● **REQUIREMENT**: Return each line that holds the word "swcolor".
*** GIVEN DATA
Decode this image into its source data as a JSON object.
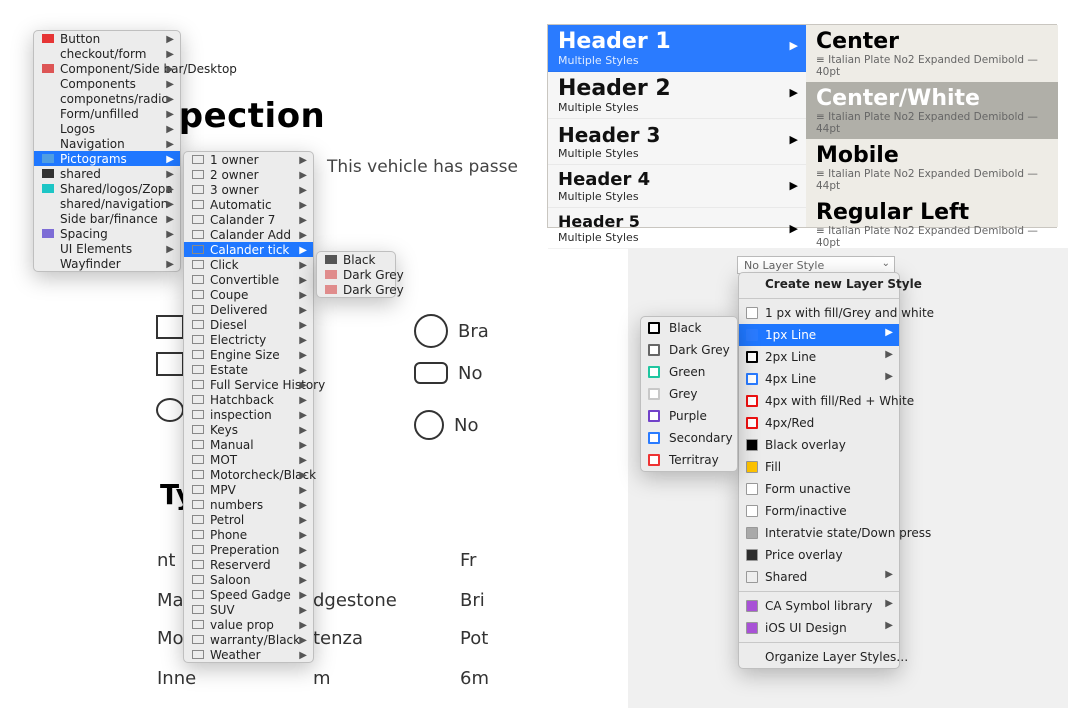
{
  "bg": {
    "title": "spection",
    "passed": "This vehicle has passe",
    "brakes": "Bra",
    "no1": "No",
    "no2": "No",
    "tyres_title": "Ty                         on",
    "front_left": "nt Left",
    "fr": "Fr",
    "mal": "Mal",
    "dge": "dgestone",
    "bri": "Bri",
    "mo": "Mo",
    "tenza": "tenza",
    "pot": "Pot",
    "inne": "Inne",
    "m": "m",
    "sixm": "6m"
  },
  "menu1": [
    {
      "label": "Button",
      "swcolor": "#e63535"
    },
    {
      "label": "checkout/form"
    },
    {
      "label": "Component/Side bar/Desktop",
      "swcolor": "#d55"
    },
    {
      "label": "Components"
    },
    {
      "label": "componetns/radio"
    },
    {
      "label": "Form/unfilled"
    },
    {
      "label": "Logos"
    },
    {
      "label": "Navigation"
    },
    {
      "label": "Pictograms",
      "swcolor": "#4f9ee3",
      "selected": true
    },
    {
      "label": "shared",
      "swcolor": "#333"
    },
    {
      "label": "Shared/logos/Zopa",
      "swcolor": "#1dc6c6"
    },
    {
      "label": "shared/navigation"
    },
    {
      "label": "Side bar/finance"
    },
    {
      "label": "Spacing",
      "swcolor": "#7d6cd6"
    },
    {
      "label": "UI Elements"
    },
    {
      "label": "Wayfinder"
    }
  ],
  "menu2": [
    "1 owner",
    "2 owner",
    "3 owner",
    "Automatic",
    "Calander 7",
    "Calander Add",
    "Calander tick",
    "Click",
    "Convertible",
    "Coupe",
    "Delivered",
    "Diesel",
    "Electricty",
    "Engine Size",
    "Estate",
    "Full Service History",
    "Hatchback",
    "inspection",
    "Keys",
    "Manual",
    "MOT",
    "Motorcheck/Black",
    "MPV",
    "numbers",
    "Petrol",
    "Phone",
    "Preperation",
    "Reserverd",
    "Saloon",
    "Speed Gadge",
    "SUV",
    "value prop",
    "warranty/Black",
    "Weather"
  ],
  "menu2_selected_index": 6,
  "menu3": [
    {
      "label": "Black",
      "swcolor": "#555"
    },
    {
      "label": "Dark Grey",
      "swcolor": "#e08c8c"
    },
    {
      "label": "Dark Grey",
      "swcolor": "#e08c8c"
    }
  ],
  "textpanel": {
    "left": [
      {
        "big": "Header 1",
        "small": "Multiple Styles",
        "selected": true
      },
      {
        "big": "Header 2",
        "small": "Multiple Styles"
      },
      {
        "big": "Header 3",
        "small": "Multiple Styles"
      },
      {
        "big": "Header 4",
        "small": "Multiple Styles"
      },
      {
        "big": "Header 5",
        "small": "Multiple Styles"
      }
    ],
    "right": [
      {
        "big": "Center",
        "det": "Italian Plate No2 Expanded Demibold — 40pt"
      },
      {
        "big": "Center/White",
        "det": "Italian Plate No2 Expanded Demibold — 44pt",
        "selected": true
      },
      {
        "big": "Mobile",
        "det": "Italian Plate No2 Expanded Demibold — 44pt"
      },
      {
        "big": "Regular Left",
        "det": "Italian Plate No2 Expanded Demibold — 40pt"
      }
    ]
  },
  "layerstyles": {
    "dropdown": "No Layer Style",
    "create": "Create new Layer Style",
    "items": [
      {
        "label": "1 px with fill/Grey and white",
        "sw": "#ffffff"
      },
      {
        "label": "1px Line",
        "sw": "#2a7bff",
        "selected": true,
        "arrow": true,
        "border": "#2a7bff"
      },
      {
        "label": "2px Line",
        "sw": "#ffffff",
        "border": "#000",
        "arrow": true
      },
      {
        "label": "4px Line",
        "sw": "#ffffff",
        "border": "#2a7bff",
        "arrow": true
      },
      {
        "label": "4px with fill/Red + White",
        "sw": "#ffffff",
        "border": "#e11"
      },
      {
        "label": "4px/Red",
        "sw": "#ffffff",
        "border": "#e11"
      },
      {
        "label": "Black overlay",
        "sw": "#000"
      },
      {
        "label": "Fill",
        "sw": "#ffc400"
      },
      {
        "label": "Form unactive",
        "sw": "#ffffff"
      },
      {
        "label": "Form/inactive",
        "sw": "#ffffff"
      },
      {
        "label": "Interatvie state/Down press",
        "sw": "#a9a9a9"
      },
      {
        "label": "Price overlay",
        "sw": "#2d2d2d"
      },
      {
        "label": "Shared",
        "sw": "#eee",
        "arrow": true
      }
    ],
    "footer1": "CA Symbol library",
    "footer2": "iOS UI Design",
    "organize": "Organize Layer Styles…"
  },
  "colmenu": [
    {
      "label": "Black",
      "sw": "#000"
    },
    {
      "label": "Dark Grey",
      "sw": "#666"
    },
    {
      "label": "Green",
      "sw": "#1fc6a0"
    },
    {
      "label": "Grey",
      "sw": "#c8c8c8"
    },
    {
      "label": "Purple",
      "sw": "#7142c9"
    },
    {
      "label": "Secondary",
      "sw": "#2a7bff"
    },
    {
      "label": "Territray",
      "sw": "#e33"
    }
  ]
}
******
● **THE OUTPUT**:
      "swcolor": "#e63535"
      "swcolor": "#d55"
      "swcolor": "#4f9ee3",
      "swcolor": "#333"
      "swcolor": "#1dc6c6"
      "swcolor": "#7d6cd6"
      "swcolor": "#555"
      "swcolor": "#e08c8c"
      "swcolor": "#e08c8c"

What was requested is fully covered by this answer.